■ Record set:
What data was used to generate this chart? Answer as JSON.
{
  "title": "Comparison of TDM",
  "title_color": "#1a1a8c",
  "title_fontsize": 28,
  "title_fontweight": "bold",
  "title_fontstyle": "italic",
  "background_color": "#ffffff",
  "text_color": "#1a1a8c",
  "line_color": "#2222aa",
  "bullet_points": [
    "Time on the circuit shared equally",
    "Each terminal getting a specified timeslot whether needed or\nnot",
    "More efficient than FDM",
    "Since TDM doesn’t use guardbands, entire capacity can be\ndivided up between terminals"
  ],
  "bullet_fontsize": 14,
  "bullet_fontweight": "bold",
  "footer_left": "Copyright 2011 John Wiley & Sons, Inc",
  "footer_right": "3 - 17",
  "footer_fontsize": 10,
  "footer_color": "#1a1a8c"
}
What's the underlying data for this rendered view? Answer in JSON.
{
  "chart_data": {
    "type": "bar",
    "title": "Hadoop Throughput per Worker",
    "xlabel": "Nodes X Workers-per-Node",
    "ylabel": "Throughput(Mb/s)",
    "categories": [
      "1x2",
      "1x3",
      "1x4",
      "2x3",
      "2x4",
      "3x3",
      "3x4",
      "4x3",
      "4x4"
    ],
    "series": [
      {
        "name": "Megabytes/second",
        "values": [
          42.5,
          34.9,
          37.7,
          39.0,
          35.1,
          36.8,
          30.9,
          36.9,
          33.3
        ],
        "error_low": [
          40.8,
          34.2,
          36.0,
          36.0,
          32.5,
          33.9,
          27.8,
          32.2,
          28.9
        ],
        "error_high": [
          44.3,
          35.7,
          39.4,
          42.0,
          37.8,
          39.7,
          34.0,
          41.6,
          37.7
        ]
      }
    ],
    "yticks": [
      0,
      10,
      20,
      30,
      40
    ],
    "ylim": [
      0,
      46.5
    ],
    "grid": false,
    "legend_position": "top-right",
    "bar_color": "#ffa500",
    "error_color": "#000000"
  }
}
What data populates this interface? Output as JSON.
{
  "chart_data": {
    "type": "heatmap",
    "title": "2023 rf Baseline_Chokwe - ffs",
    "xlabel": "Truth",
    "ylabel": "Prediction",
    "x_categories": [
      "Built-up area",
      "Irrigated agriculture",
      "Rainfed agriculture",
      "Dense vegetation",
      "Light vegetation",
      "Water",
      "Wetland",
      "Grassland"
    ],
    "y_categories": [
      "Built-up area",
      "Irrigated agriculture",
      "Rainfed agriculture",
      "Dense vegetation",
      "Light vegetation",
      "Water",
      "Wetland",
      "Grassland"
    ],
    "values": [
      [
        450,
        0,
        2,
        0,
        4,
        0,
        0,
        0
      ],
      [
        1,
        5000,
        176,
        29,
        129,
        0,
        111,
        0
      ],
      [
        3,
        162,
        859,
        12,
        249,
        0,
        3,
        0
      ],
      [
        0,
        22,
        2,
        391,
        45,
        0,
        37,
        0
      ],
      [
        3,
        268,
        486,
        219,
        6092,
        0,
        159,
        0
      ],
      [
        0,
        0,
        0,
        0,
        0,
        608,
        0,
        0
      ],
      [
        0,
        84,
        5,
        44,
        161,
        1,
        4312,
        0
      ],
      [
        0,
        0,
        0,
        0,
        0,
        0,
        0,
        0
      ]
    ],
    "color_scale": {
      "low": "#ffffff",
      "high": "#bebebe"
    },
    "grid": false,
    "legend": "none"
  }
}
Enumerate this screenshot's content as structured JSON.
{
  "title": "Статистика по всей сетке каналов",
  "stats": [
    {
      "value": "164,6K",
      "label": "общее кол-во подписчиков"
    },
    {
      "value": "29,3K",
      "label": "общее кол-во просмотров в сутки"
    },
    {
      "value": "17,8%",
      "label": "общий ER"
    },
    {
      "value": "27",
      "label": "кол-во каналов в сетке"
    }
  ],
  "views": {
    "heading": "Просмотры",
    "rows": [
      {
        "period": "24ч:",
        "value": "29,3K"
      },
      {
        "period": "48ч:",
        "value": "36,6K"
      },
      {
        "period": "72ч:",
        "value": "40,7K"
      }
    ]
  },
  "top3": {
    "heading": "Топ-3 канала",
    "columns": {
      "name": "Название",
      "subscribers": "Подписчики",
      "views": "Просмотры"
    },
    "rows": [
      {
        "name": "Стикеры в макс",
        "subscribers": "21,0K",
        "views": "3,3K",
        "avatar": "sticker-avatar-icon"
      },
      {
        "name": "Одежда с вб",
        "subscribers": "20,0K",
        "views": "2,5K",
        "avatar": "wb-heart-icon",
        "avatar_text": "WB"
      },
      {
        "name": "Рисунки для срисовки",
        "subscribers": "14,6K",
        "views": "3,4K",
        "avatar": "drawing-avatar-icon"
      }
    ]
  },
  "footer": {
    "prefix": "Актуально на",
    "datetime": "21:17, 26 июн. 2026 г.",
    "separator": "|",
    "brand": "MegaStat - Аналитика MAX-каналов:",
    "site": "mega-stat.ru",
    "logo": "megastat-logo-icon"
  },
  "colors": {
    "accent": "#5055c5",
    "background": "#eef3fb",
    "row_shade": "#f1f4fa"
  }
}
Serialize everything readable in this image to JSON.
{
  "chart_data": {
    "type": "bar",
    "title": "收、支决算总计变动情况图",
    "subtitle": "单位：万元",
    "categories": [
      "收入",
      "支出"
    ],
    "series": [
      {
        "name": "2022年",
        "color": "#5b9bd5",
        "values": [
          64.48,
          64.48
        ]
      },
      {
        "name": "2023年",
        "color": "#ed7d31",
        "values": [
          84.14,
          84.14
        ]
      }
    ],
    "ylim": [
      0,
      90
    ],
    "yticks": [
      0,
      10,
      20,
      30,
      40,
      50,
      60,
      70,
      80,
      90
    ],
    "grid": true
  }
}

■ Aim:
Find the string "общее" in the records, then copy each line where it occurs.

■ Problem solution:
      "label": "общее кол-во подписчиков"
      "label": "общее кол-во просмотров в сутки"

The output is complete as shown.